### Directions for this task
Extract each record and reproduce it exactly.

### Supplied data
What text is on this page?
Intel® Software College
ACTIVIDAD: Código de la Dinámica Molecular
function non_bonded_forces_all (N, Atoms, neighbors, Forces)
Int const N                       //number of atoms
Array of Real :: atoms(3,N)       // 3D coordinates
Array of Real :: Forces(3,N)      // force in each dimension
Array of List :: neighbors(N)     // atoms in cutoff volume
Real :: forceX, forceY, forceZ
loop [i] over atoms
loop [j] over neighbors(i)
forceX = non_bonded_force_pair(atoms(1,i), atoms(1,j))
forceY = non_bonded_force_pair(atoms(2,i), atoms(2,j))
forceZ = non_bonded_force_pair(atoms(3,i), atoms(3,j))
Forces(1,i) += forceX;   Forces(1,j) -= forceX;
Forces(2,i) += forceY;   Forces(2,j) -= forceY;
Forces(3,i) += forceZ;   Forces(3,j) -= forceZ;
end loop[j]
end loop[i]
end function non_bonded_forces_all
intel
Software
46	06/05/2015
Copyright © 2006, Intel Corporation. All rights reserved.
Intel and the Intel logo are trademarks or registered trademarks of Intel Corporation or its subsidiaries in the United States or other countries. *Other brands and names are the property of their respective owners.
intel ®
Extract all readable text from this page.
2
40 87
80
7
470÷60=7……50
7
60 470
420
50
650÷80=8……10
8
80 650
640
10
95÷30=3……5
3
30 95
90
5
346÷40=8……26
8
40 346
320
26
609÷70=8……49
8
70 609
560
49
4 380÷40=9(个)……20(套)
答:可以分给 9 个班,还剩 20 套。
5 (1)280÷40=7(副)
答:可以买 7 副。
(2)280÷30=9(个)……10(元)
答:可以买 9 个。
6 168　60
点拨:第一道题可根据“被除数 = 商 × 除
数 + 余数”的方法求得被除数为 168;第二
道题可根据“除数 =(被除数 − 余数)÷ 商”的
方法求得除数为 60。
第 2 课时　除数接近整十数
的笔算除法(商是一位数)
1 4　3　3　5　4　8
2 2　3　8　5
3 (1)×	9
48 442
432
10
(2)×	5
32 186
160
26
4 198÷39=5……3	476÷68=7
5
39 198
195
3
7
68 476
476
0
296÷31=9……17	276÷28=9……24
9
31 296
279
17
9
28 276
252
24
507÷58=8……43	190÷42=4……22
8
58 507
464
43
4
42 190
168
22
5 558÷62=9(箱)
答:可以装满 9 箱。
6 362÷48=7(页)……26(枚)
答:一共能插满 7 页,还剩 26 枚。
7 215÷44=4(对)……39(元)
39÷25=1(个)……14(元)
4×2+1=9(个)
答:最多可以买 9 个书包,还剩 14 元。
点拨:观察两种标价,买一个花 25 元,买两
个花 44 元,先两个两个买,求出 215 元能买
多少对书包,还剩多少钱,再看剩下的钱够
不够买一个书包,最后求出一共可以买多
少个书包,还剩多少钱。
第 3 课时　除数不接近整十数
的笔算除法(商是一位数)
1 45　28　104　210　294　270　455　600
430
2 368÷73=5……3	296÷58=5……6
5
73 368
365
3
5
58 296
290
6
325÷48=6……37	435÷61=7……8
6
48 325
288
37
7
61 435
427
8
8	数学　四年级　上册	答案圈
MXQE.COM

### Answer for the task
What text is on this page?
Intel® Software College
ACTIVIDAD: Código de la Dinámica Molecular
function non_bonded_forces_all (N, Atoms, neighbors, Forces)
Int const N                       //number of atoms
Array of Real :: atoms(3,N)       // 3D coordinates
Array of Real :: Forces(3,N)      // force in each dimension
Array of List :: neighbors(N)     // atoms in cutoff volume
Real :: forceX, forceY, forceZ
loop [i] over atoms
loop [j] over neighbors(i)
forceX = non_bonded_force_pair(atoms(1,i), atoms(1,j))
forceY = non_bonded_force_pair(atoms(2,i), atoms(2,j))
forceZ = non_bonded_force_pair(atoms(3,i), atoms(3,j))
Forces(1,i) += forceX;   Forces(1,j) -= forceX;
Forces(2,i) += forceY;   Forces(2,j) -= forceY;
Forces(3,i) += forceZ;   Forces(3,j) -= forceZ;
end loop[j]
end loop[i]
end function non_bonded_forces_all
intel
Software
46	06/05/2015
Copyright © 2006, Intel Corporation. All rights reserved.
Intel and the Intel logo are trademarks or registered trademarks of Intel Corporation or its subsidiaries in the United States or other countries. *Other brands and names are the property of their respective owners.
intel ®
Extract all readable text from this page.
2
40 87
80
7
470÷60=7……50
7
60 470
420
50
650÷80=8……10
8
80 650
640
10
95÷30=3……5
3
30 95
90
5
346÷40=8……26
8
40 346
320
26
609÷70=8……49
8
70 609
560
49
4 380÷40=9(个)……20(套)
答:可以分给 9 个班,还剩 20 套。
5 (1)280÷40=7(副)
答:可以买 7 副。
(2)280÷30=9(个)……10(元)
答:可以买 9 个。
6 168　60
点拨:第一道题可根据“被除数 = 商 × 除
数 + 余数”的方法求得被除数为 168;第二
道题可根据“除数 =(被除数 − 余数)÷ 商”的
方法求得除数为 60。
第 2 课时　除数接近整十数
的笔算除法(商是一位数)
1 4　3　3　5　4　8
2 2　3　8　5
3 (1)×	9
48 442
432
10
(2)×	5
32 186
160
26
4 198÷39=5……3	476÷68=7
5
39 198
195
3
7
68 476
476
0
296÷31=9……17	276÷28=9……24
9
31 296
279
17
9
28 276
252
24
507÷58=8……43	190÷42=4……22
8
58 507
464
43
4
42 190
168
22
5 558÷62=9(箱)
答:可以装满 9 箱。
6 362÷48=7(页)……26(枚)
答:一共能插满 7 页,还剩 26 枚。
7 215÷44=4(对)……39(元)
39÷25=1(个)……14(元)
4×2+1=9(个)
答:最多可以买 9 个书包,还剩 14 元。
点拨:观察两种标价,买一个花 25 元,买两
个花 44 元,先两个两个买,求出 215 元能买
多少对书包,还剩多少钱,再看剩下的钱够
不够买一个书包,最后求出一共可以买多
少个书包,还剩多少钱。
第 3 课时　除数不接近整十数
的笔算除法(商是一位数)
1 45　28　104　210　294　270　455　600
430
2 368÷73=5……3	296÷58=5……6
5
73 368
365
3
5
58 296
290
6
325÷48=6……37	435÷61=7……8
6
48 325
288
37
7
61 435
427
8
8	数学　四年级　上册	答案圈
MXQE.COM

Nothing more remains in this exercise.